Aim -> All lines in which the word "they" occurs are to be extracted.

Entries taken from a collection

============

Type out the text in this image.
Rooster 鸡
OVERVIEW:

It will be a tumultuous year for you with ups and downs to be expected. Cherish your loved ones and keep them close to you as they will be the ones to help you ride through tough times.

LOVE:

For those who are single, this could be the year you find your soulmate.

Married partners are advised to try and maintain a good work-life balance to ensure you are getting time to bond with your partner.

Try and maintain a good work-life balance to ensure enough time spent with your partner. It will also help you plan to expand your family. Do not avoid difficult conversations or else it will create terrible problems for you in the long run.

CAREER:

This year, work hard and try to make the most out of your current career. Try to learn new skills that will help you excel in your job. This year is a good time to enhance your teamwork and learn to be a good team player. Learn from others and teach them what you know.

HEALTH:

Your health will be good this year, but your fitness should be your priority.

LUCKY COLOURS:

============

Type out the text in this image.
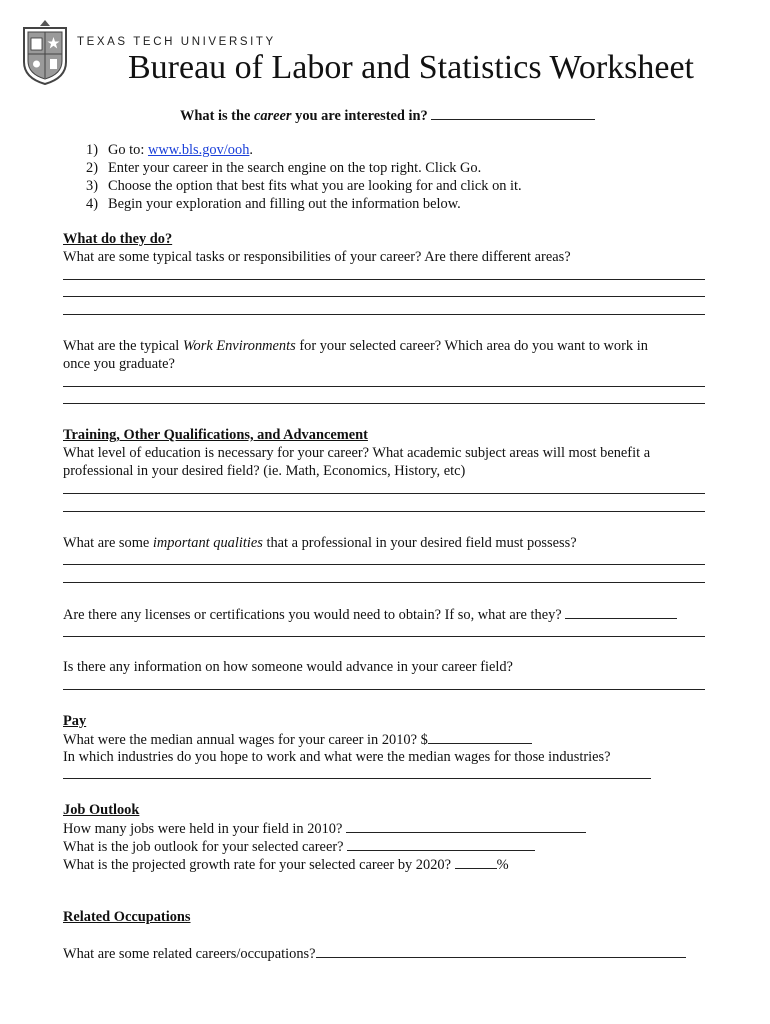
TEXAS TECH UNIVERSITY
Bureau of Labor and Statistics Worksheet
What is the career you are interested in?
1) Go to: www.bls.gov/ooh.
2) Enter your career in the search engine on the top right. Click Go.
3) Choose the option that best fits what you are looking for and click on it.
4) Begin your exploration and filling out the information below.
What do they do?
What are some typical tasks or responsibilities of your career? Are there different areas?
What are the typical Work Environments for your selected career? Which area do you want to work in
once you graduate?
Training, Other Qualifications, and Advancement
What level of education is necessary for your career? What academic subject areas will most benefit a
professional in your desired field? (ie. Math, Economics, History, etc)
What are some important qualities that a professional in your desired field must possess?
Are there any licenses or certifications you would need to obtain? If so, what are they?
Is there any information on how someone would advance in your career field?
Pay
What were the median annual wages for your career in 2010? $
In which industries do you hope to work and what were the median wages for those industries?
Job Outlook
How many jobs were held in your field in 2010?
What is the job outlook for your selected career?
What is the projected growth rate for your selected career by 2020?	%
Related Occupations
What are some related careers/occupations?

============

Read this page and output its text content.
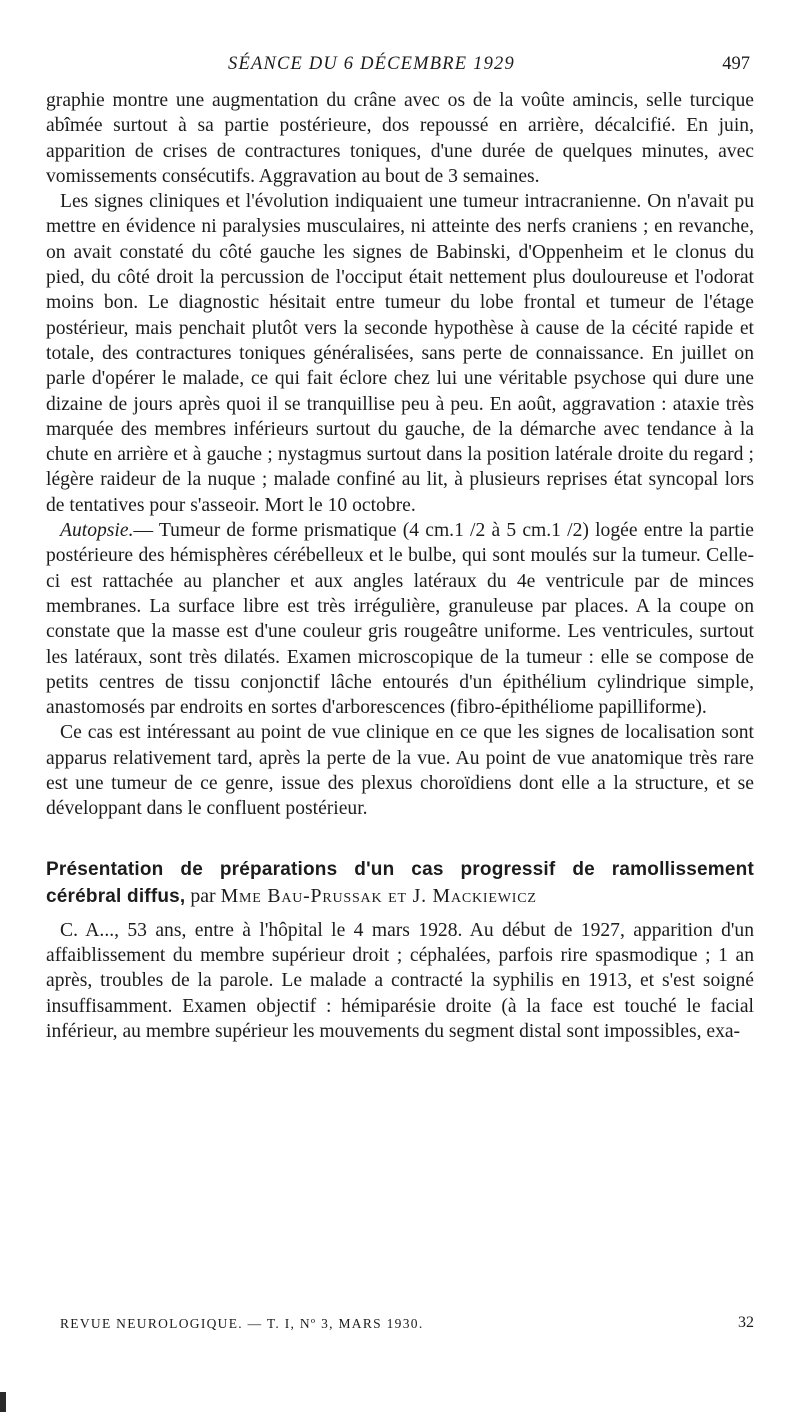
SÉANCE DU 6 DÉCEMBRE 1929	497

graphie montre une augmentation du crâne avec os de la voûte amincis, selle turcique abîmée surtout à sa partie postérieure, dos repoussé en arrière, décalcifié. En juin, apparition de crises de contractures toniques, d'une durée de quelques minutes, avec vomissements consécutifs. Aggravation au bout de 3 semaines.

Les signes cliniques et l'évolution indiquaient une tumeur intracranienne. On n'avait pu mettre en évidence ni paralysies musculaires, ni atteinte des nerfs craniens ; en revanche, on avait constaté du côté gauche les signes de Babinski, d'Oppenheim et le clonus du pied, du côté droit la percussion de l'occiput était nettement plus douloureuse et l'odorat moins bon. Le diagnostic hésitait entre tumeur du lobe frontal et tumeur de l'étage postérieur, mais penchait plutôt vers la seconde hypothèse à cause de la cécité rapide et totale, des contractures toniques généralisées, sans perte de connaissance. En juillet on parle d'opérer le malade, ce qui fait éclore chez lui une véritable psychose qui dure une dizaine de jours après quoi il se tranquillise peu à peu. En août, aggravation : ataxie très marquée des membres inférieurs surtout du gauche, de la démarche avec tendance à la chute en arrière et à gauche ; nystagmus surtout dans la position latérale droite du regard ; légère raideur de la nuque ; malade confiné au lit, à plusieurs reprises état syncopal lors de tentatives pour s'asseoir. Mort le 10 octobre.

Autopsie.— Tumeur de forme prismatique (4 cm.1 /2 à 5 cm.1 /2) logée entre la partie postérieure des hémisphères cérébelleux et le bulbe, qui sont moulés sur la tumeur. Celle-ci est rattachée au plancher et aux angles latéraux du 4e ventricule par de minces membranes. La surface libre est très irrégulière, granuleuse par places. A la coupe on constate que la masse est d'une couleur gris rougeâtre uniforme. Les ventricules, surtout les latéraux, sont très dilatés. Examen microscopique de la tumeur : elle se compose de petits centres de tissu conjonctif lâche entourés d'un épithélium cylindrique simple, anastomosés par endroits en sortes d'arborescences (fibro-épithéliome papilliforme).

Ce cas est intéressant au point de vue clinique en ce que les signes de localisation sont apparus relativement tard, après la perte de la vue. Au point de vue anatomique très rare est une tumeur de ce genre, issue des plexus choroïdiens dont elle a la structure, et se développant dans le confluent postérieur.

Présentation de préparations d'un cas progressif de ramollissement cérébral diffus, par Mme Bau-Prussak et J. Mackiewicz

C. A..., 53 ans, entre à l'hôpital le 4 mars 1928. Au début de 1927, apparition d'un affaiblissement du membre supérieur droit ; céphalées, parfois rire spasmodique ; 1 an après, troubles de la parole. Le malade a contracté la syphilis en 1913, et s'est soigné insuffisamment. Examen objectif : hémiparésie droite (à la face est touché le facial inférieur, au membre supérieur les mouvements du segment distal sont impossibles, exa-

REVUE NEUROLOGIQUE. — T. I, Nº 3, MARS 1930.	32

============

Solution to this task ->
It will be a tumultuous year for you with ups and downs to be expected. Cherish your loved ones and keep them close to you as they will be the ones to help you ride through tough times.
What do they do?
Are there any licenses or certifications you would need to obtain? If so, what are they?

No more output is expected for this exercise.